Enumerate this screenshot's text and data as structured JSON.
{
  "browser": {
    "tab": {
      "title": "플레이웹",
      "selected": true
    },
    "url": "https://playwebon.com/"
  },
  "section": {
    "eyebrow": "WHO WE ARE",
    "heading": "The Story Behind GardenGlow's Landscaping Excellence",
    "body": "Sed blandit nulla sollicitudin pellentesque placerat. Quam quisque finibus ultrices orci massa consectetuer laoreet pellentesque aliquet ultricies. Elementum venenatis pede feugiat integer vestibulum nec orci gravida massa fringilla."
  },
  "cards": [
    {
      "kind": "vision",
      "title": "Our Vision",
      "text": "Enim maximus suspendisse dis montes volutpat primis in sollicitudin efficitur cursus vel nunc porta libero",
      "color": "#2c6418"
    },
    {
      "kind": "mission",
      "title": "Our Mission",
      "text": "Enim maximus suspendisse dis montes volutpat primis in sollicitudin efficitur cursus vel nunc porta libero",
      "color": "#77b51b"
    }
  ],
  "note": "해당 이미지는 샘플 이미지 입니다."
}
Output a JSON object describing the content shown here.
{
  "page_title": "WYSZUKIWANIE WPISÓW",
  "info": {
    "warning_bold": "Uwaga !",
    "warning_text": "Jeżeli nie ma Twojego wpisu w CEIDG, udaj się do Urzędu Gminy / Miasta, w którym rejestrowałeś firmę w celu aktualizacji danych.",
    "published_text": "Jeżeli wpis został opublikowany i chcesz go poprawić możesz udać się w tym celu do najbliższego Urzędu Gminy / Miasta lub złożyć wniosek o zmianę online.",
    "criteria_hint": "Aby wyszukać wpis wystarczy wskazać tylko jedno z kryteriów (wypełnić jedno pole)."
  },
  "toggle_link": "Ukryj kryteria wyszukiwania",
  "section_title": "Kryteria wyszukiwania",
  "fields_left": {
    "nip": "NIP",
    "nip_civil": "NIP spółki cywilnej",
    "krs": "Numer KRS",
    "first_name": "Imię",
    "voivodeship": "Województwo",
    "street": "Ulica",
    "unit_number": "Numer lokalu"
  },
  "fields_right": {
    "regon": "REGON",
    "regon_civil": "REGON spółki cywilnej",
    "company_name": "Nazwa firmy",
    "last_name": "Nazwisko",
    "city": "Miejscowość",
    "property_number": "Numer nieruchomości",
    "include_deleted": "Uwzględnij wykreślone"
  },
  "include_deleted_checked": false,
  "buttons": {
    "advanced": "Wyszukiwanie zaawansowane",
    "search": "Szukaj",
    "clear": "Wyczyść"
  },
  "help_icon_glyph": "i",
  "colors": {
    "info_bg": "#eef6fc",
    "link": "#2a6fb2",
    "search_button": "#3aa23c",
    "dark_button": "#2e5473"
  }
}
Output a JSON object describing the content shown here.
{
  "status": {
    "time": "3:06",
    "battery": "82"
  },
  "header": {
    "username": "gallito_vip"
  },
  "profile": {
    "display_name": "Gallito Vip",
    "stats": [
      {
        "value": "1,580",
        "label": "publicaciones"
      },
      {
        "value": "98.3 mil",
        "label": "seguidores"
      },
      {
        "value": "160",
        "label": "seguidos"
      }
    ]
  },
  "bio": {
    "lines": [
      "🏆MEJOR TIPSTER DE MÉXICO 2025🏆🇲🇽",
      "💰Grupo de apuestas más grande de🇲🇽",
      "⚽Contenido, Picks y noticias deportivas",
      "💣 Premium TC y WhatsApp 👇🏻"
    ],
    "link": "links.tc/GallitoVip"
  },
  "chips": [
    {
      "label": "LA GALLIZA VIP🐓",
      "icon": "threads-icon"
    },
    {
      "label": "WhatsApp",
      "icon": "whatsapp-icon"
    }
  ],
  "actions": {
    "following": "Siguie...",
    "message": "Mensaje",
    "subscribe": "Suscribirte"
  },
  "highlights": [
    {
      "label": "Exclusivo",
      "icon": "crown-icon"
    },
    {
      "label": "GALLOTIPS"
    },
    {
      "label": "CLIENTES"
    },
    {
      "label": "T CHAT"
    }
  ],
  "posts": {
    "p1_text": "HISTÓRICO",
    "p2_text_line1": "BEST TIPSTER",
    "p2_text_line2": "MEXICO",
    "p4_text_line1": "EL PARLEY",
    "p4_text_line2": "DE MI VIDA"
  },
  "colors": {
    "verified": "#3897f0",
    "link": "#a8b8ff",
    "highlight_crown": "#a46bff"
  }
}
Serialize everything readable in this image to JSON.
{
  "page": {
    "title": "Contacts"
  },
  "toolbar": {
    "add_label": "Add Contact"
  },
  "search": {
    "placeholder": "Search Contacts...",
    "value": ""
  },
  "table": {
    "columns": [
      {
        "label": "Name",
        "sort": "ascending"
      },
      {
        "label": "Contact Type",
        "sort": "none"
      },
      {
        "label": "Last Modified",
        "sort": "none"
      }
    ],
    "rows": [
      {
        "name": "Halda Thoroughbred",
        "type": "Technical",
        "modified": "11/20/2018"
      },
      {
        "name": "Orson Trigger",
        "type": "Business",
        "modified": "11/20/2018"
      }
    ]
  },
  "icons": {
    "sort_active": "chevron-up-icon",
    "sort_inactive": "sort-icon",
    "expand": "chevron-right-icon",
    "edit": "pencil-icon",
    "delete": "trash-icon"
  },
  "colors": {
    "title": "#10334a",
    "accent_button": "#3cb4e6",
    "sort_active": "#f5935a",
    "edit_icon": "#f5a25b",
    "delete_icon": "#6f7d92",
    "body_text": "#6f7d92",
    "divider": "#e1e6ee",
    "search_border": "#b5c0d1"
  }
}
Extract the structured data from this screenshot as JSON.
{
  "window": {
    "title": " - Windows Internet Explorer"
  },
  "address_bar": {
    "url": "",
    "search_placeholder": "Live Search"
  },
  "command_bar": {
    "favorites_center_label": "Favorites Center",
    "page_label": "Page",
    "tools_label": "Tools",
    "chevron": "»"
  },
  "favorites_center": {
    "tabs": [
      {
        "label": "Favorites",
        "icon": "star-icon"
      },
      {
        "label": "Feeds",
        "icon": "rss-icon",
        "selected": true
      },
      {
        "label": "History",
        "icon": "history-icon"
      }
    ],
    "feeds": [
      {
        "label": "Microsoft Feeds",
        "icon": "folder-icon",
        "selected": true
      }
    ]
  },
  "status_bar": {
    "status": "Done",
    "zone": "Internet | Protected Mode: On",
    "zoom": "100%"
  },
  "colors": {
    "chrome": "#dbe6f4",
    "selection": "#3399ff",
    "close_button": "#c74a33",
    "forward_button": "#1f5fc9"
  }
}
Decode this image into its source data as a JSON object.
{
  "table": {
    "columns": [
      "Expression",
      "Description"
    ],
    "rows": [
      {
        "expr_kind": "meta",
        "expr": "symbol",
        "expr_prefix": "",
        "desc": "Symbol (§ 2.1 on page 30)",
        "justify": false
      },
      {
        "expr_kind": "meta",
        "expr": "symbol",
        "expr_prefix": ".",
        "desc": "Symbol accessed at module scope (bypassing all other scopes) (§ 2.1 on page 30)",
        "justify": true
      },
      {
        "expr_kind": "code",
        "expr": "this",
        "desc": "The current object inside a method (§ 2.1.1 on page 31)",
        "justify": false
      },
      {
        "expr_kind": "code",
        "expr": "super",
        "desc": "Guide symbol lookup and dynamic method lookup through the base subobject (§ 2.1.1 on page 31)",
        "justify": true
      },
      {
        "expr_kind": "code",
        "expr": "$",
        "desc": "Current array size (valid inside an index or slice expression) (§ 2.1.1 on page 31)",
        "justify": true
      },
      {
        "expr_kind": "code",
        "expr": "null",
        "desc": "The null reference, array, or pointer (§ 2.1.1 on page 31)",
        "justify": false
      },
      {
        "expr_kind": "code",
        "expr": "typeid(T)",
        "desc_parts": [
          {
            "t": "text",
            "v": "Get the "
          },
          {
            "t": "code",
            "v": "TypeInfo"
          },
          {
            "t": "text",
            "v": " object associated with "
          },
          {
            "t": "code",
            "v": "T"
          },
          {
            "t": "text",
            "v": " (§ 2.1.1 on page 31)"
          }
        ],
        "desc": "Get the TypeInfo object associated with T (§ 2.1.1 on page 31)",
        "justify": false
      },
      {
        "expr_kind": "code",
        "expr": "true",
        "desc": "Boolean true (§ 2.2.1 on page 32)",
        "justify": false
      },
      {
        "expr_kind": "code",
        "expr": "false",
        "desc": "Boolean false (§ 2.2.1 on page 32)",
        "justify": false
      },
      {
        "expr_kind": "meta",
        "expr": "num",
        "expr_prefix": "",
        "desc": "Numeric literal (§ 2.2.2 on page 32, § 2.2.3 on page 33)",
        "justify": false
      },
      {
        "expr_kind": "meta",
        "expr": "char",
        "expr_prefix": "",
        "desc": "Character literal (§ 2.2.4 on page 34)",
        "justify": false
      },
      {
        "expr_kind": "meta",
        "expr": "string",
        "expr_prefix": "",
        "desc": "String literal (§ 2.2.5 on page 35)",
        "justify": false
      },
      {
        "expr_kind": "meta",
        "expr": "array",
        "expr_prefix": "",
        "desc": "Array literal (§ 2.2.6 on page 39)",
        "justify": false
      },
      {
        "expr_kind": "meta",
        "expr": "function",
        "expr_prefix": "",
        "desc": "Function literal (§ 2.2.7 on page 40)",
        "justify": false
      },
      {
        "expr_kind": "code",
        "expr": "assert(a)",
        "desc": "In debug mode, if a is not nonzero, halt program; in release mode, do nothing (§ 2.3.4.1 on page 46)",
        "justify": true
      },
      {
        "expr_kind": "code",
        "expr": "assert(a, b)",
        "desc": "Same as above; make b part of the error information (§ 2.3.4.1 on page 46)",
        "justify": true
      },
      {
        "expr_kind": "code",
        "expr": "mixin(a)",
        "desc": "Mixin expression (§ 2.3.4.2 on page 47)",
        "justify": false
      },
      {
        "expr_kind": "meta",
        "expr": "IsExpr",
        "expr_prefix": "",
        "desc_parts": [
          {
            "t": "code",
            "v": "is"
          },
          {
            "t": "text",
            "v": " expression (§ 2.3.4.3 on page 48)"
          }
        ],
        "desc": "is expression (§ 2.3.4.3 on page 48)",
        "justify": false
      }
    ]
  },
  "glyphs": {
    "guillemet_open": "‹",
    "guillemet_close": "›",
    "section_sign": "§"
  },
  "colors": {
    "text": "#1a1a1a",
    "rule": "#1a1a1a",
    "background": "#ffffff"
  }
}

++++++++++++++++++++

Show every line above in which the word "spółki" occurs.

#### Written solution:
    "nip_civil": "NIP spółki cywilnej",
    "regon_civil": "REGON spółki cywilnej",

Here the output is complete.